Copy out each line that has "Current" in it.
* * *
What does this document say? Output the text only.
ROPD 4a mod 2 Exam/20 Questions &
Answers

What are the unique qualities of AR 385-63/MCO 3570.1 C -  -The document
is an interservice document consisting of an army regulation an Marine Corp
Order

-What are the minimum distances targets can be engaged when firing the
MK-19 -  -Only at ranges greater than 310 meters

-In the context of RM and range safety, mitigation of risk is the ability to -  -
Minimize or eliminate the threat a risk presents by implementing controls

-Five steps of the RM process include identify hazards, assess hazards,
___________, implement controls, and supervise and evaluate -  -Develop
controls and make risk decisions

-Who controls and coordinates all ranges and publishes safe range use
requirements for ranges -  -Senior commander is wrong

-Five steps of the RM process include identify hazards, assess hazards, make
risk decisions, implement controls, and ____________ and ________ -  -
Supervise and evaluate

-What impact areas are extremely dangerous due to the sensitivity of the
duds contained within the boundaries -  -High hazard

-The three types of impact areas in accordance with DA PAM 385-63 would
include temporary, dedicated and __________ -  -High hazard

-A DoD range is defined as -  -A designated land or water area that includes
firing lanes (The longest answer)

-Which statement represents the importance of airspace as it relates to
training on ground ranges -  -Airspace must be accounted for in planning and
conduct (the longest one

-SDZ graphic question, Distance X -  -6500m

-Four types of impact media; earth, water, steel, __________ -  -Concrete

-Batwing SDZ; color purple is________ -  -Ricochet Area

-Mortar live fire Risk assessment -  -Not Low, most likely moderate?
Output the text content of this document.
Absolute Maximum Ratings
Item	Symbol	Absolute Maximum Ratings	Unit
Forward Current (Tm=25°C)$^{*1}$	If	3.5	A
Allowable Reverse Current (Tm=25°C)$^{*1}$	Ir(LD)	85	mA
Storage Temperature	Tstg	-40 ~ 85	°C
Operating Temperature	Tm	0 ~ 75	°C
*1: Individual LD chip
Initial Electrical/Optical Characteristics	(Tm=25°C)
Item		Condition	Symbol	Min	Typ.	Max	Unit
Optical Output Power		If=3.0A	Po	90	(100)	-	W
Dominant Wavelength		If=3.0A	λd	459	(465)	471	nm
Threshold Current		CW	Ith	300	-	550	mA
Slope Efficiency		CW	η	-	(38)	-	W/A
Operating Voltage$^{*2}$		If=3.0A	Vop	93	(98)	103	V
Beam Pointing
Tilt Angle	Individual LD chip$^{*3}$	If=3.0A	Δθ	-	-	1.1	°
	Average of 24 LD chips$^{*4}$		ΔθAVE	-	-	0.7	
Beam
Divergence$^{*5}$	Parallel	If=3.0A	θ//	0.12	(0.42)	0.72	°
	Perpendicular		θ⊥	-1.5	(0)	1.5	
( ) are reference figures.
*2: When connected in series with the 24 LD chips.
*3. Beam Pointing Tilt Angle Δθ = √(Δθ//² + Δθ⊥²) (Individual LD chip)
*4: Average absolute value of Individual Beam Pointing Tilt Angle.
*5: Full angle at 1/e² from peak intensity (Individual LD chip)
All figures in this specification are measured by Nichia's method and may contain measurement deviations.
* * *
Answer to the task:
Forward Current (Tm=25°C)$^{*1}$	If	3.5	A
Allowable Reverse Current (Tm=25°C)$^{*1}$	Ir(LD)	85	mA
Threshold Current		CW	Ith	300	-	550	mA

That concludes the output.